**Task brief**
Locate each line holding the string "ниже" and copy it.

**Exercise data**
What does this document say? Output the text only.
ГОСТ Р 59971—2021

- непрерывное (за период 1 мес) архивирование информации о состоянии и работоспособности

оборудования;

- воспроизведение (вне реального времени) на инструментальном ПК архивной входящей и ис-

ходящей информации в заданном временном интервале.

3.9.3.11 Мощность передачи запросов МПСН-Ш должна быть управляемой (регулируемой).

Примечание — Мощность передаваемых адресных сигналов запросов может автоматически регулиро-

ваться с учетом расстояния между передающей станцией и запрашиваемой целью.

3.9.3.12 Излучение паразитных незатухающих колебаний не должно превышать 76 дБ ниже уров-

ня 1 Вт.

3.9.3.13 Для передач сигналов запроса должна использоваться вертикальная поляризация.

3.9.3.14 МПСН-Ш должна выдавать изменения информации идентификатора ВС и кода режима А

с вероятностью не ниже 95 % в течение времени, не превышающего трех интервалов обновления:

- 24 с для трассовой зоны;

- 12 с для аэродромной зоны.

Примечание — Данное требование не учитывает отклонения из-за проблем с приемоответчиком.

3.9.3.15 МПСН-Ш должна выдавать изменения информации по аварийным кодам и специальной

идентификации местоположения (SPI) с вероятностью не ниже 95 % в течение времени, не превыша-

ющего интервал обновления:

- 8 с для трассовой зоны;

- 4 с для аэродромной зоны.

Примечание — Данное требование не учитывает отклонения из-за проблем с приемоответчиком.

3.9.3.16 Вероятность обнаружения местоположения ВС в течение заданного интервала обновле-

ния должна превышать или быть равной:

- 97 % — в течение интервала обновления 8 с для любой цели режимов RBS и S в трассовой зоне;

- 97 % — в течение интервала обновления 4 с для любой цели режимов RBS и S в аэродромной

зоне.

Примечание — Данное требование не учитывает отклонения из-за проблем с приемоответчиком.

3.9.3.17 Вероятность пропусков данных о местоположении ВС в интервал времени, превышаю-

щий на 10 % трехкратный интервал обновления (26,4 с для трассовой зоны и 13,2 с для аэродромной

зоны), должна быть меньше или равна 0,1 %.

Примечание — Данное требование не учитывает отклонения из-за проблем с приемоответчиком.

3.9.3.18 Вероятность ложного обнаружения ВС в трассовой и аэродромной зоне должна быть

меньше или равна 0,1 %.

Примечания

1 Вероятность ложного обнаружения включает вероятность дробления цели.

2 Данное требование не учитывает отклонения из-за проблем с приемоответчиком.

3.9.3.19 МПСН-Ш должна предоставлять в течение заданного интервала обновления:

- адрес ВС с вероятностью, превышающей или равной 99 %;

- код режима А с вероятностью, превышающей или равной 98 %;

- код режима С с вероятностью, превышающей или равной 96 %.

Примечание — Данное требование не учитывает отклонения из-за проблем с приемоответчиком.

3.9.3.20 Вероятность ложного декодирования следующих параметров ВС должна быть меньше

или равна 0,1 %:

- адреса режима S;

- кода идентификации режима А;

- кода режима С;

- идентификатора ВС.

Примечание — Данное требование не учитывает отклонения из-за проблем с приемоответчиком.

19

**Reply**
3.9.3.12 Излучение паразитных незатухающих колебаний не должно превышать 76 дБ ниже уров-
с вероятностью не ниже 95 % в течение времени, не превышающего трех интервалов обновления:
идентификации местоположения (SPI) с вероятностью не ниже 95 % в течение времени, не превыша-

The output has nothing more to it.